[Data records]
________________________________________

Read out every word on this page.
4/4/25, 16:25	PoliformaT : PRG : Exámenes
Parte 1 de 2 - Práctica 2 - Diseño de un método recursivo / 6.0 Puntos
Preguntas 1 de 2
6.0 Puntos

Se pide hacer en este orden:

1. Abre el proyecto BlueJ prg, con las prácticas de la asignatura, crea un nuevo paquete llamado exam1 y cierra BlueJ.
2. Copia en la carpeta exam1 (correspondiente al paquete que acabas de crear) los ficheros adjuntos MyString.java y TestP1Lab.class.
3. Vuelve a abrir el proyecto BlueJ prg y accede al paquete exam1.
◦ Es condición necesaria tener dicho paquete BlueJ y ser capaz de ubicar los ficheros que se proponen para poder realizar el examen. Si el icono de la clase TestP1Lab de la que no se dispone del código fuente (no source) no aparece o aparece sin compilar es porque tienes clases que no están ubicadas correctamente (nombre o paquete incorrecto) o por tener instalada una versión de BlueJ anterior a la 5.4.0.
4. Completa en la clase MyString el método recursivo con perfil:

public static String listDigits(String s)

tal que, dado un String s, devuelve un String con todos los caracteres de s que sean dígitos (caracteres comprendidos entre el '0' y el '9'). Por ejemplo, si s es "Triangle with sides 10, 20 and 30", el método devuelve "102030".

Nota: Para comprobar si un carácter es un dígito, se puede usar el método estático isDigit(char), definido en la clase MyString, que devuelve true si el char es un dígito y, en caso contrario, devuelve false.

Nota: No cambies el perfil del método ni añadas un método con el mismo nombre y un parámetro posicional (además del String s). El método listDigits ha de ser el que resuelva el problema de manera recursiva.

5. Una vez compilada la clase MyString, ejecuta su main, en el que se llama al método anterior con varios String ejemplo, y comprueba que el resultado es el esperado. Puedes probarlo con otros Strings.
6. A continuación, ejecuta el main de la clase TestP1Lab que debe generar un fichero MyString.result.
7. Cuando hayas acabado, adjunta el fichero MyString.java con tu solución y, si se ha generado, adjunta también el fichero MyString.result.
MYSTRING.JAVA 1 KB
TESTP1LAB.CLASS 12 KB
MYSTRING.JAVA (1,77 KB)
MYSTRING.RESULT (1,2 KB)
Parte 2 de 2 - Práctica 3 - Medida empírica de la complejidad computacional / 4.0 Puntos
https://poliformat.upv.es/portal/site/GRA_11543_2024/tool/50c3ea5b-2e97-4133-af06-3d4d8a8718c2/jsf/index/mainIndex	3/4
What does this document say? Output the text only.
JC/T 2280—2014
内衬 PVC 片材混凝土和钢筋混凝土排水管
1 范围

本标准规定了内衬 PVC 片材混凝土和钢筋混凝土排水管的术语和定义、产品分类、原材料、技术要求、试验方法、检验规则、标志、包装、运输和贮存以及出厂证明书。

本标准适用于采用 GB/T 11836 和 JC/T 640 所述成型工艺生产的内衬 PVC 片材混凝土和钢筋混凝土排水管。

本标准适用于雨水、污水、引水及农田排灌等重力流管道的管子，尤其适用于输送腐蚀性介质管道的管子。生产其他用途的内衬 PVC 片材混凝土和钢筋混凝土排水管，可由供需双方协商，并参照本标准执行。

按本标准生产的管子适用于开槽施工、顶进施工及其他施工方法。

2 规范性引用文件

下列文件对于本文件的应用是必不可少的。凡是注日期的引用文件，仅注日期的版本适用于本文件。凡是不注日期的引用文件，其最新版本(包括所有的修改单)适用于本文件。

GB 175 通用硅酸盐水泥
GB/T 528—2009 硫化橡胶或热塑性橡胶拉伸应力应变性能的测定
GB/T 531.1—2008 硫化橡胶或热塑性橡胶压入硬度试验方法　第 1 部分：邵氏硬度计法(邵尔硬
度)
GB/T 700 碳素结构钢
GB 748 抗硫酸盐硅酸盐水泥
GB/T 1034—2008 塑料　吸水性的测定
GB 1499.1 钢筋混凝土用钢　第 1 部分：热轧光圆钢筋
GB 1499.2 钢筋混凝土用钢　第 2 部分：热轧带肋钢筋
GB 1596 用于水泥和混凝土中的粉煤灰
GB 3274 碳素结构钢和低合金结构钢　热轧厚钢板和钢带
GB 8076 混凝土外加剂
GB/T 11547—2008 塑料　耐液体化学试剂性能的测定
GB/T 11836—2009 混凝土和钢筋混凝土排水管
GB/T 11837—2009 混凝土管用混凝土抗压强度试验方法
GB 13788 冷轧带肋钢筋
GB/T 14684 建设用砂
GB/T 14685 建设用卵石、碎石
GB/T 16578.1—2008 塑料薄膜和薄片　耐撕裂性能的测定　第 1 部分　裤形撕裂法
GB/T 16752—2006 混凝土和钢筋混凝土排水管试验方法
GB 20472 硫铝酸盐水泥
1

________________________________________

TASK PROMPT ▸
Repeat only the stretch of lines that begins at the line containing "What does this" and ends at the last line above, both included.

WRITTEN SOLUTION ▸
What does this document say? Output the text only.
JC/T 2280—2014
内衬 PVC 片材混凝土和钢筋混凝土排水管
1 范围

本标准规定了内衬 PVC 片材混凝土和钢筋混凝土排水管的术语和定义、产品分类、原材料、技术要求、试验方法、检验规则、标志、包装、运输和贮存以及出厂证明书。

本标准适用于采用 GB/T 11836 和 JC/T 640 所述成型工艺生产的内衬 PVC 片材混凝土和钢筋混凝土排水管。

本标准适用于雨水、污水、引水及农田排灌等重力流管道的管子，尤其适用于输送腐蚀性介质管道的管子。生产其他用途的内衬 PVC 片材混凝土和钢筋混凝土排水管，可由供需双方协商，并参照本标准执行。

按本标准生产的管子适用于开槽施工、顶进施工及其他施工方法。

2 规范性引用文件

下列文件对于本文件的应用是必不可少的。凡是注日期的引用文件，仅注日期的版本适用于本文件。凡是不注日期的引用文件，其最新版本(包括所有的修改单)适用于本文件。

GB 175 通用硅酸盐水泥
GB/T 528—2009 硫化橡胶或热塑性橡胶拉伸应力应变性能的测定
GB/T 531.1—2008 硫化橡胶或热塑性橡胶压入硬度试验方法　第 1 部分：邵氏硬度计法(邵尔硬
度)
GB/T 700 碳素结构钢
GB 748 抗硫酸盐硅酸盐水泥
GB/T 1034—2008 塑料　吸水性的测定
GB 1499.1 钢筋混凝土用钢　第 1 部分：热轧光圆钢筋
GB 1499.2 钢筋混凝土用钢　第 2 部分：热轧带肋钢筋
GB 1596 用于水泥和混凝土中的粉煤灰
GB 3274 碳素结构钢和低合金结构钢　热轧厚钢板和钢带
GB 8076 混凝土外加剂
GB/T 11547—2008 塑料　耐液体化学试剂性能的测定
GB/T 11836—2009 混凝土和钢筋混凝土排水管
GB/T 11837—2009 混凝土管用混凝土抗压强度试验方法
GB 13788 冷轧带肋钢筋
GB/T 14684 建设用砂
GB/T 14685 建设用卵石、碎石
GB/T 16578.1—2008 塑料薄膜和薄片　耐撕裂性能的测定　第 1 部分　裤形撕裂法
GB/T 16752—2006 混凝土和钢筋混凝土排水管试验方法
GB 20472 硫铝酸盐水泥
1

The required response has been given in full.